> _TO BE DONE_: Restate the full listing word for word and leave the pictures out.

> _PROVIDED INFORMATION_:

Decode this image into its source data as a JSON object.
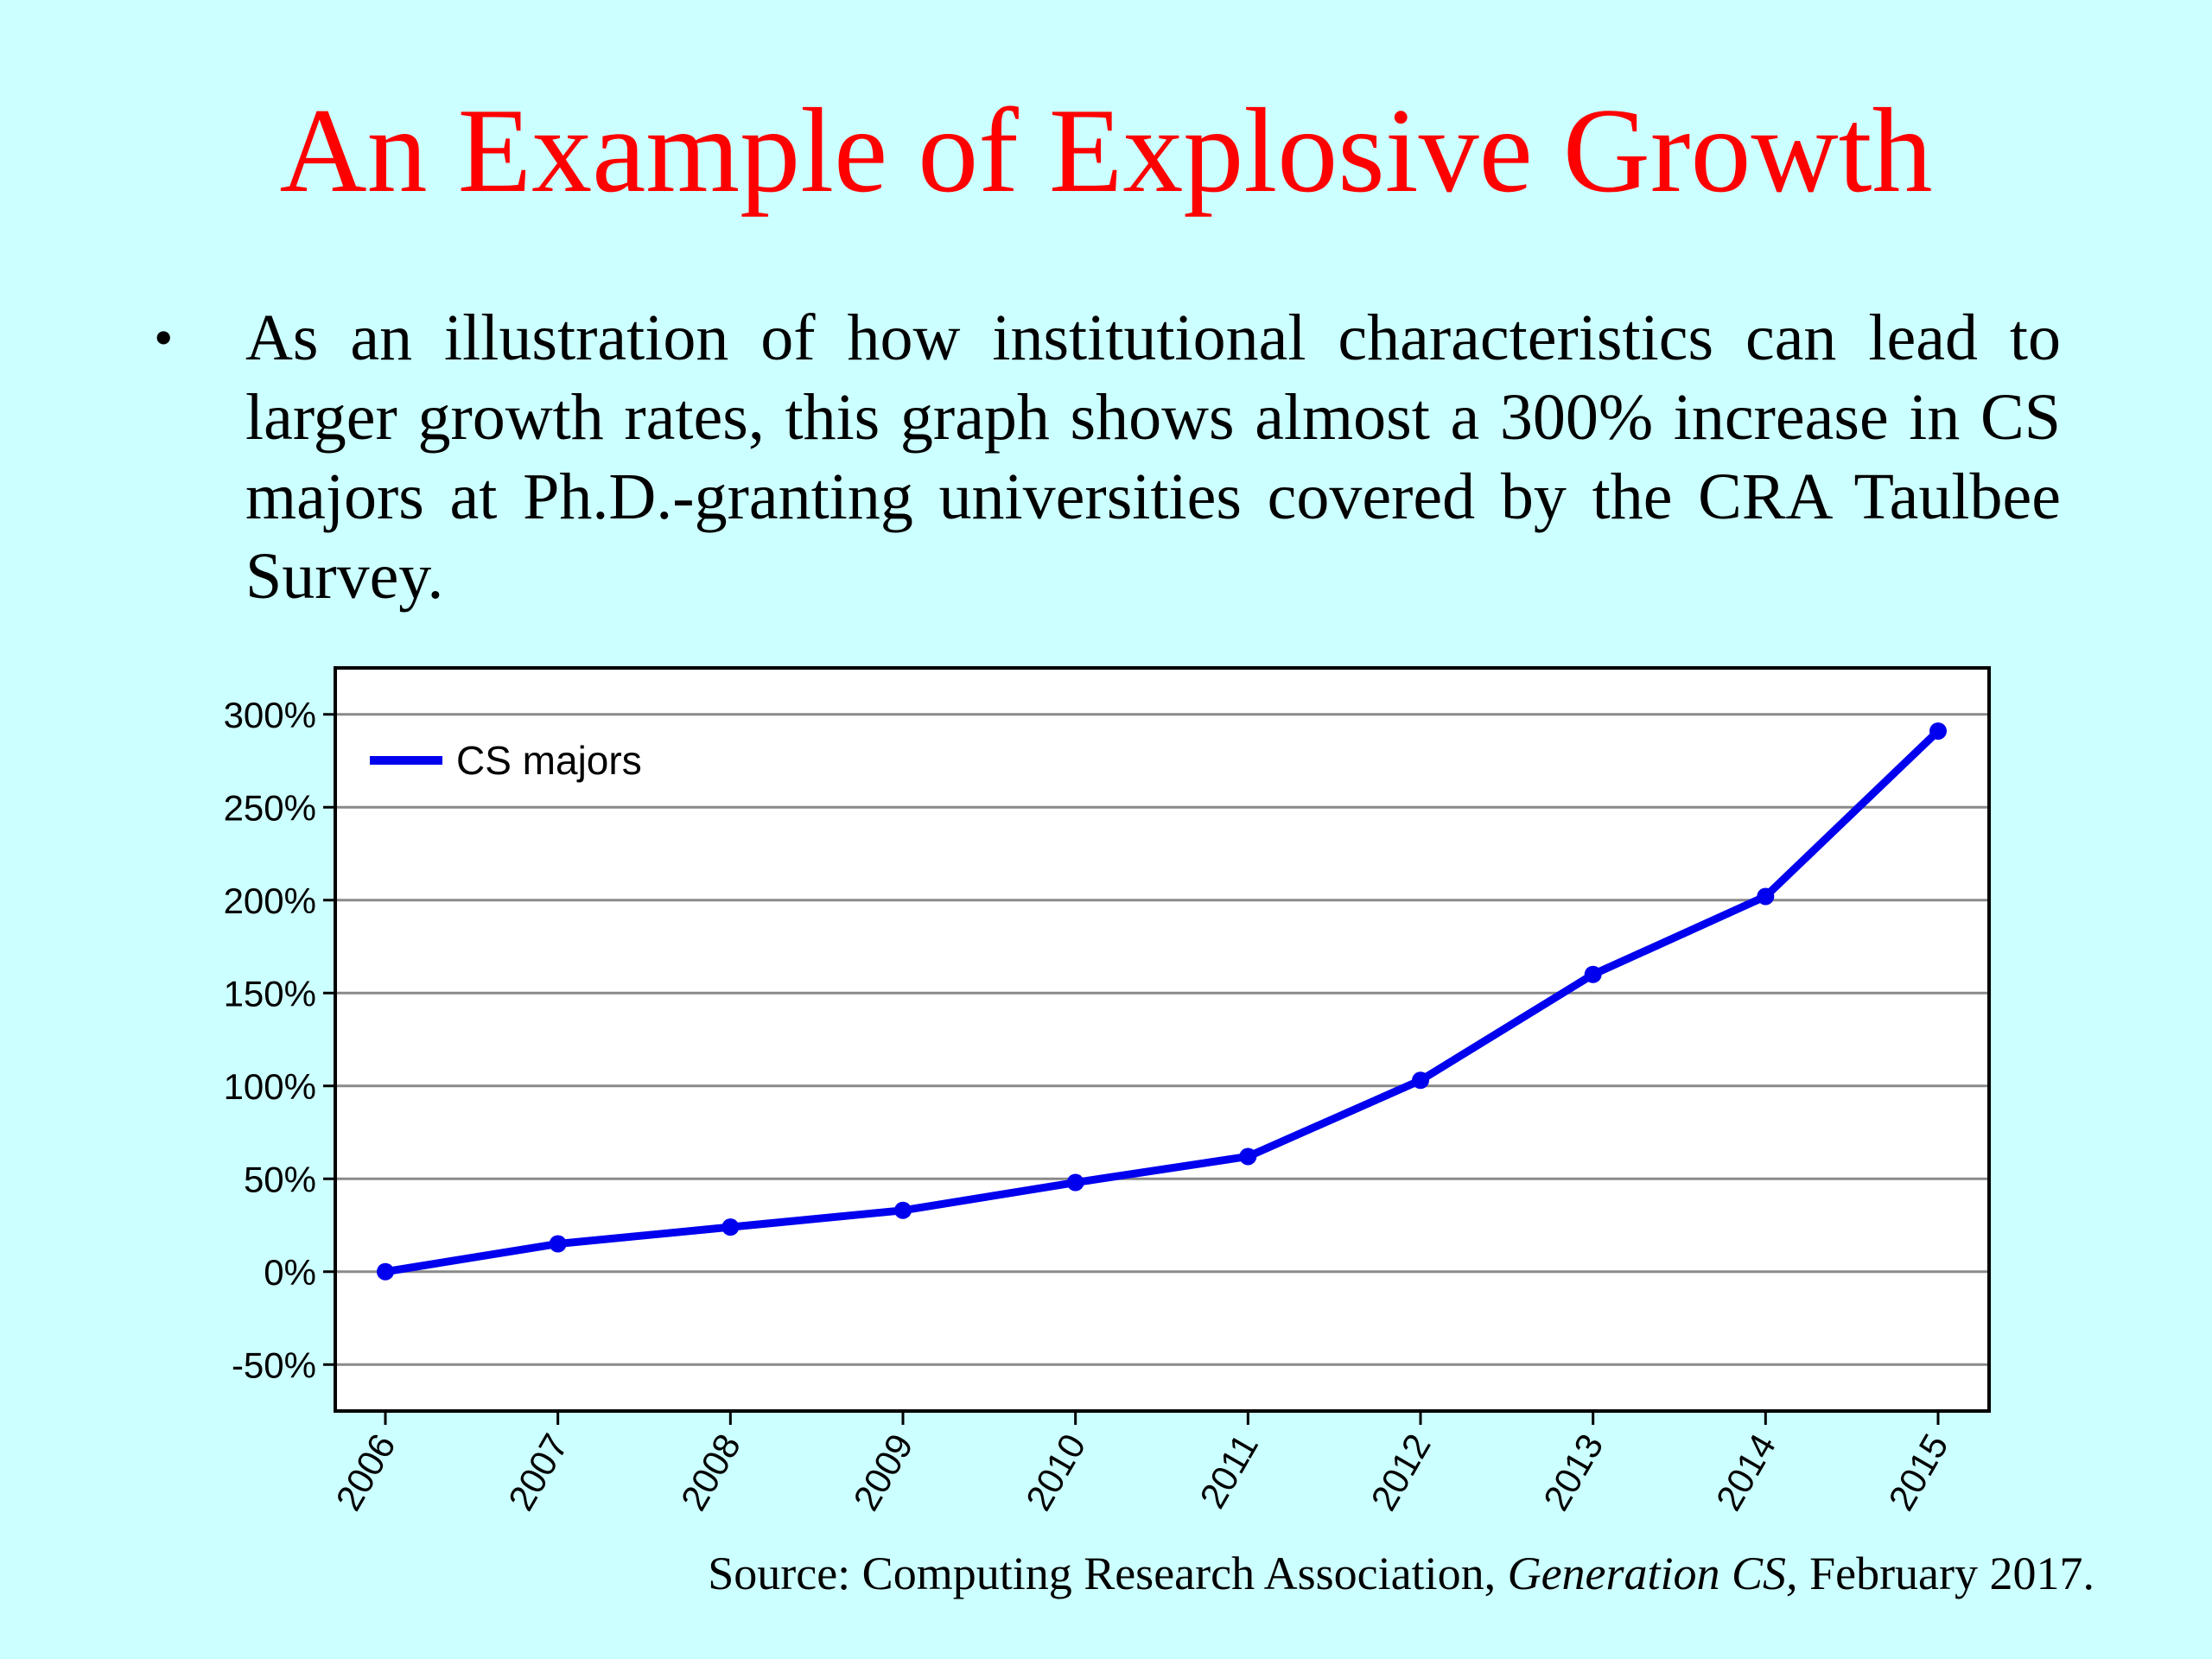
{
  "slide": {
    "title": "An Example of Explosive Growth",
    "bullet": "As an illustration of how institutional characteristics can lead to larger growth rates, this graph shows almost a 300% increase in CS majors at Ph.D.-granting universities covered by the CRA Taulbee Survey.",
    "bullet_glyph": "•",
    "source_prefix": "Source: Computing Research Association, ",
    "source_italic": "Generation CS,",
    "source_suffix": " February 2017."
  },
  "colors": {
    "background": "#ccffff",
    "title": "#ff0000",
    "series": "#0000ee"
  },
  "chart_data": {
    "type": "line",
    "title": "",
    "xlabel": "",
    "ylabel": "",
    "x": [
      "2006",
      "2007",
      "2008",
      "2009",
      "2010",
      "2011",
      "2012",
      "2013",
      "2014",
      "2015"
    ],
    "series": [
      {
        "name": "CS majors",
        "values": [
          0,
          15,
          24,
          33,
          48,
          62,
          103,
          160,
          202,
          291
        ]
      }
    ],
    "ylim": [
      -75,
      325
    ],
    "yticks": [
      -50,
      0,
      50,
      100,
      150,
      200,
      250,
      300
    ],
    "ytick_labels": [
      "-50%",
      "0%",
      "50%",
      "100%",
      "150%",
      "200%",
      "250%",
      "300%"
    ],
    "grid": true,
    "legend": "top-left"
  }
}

> _WRITTEN ANSWER_:
Decode this image into its source data as a JSON object.
{
  "slide": {
    "title": "An Example of Explosive Growth",
    "bullet": "As an illustration of how institutional characteristics can lead to larger growth rates, this graph shows almost a 300% increase in CS majors at Ph.D.-granting universities covered by the CRA Taulbee Survey.",
    "bullet_glyph": "•",
    "source_prefix": "Source: Computing Research Association, ",
    "source_italic": "Generation CS,",
    "source_suffix": " February 2017."
  },
  "colors": {
    "background": "#ccffff",
    "title": "#ff0000",
    "series": "#0000ee"
  },
  "chart_data": {
    "type": "line",
    "title": "",
    "xlabel": "",
    "ylabel": "",
    "x": [
      "2006",
      "2007",
      "2008",
      "2009",
      "2010",
      "2011",
      "2012",
      "2013",
      "2014",
      "2015"
    ],
    "series": [
      {
        "name": "CS majors",
        "values": [
          0,
          15,
          24,
          33,
          48,
          62,
          103,
          160,
          202,
          291
        ]
      }
    ],
    "ylim": [
      -75,
      325
    ],
    "yticks": [
      -50,
      0,
      50,
      100,
      150,
      200,
      250,
      300
    ],
    "ytick_labels": [
      "-50%",
      "0%",
      "50%",
      "100%",
      "150%",
      "200%",
      "250%",
      "300%"
    ],
    "grid": true,
    "legend": "top-left"
  }
}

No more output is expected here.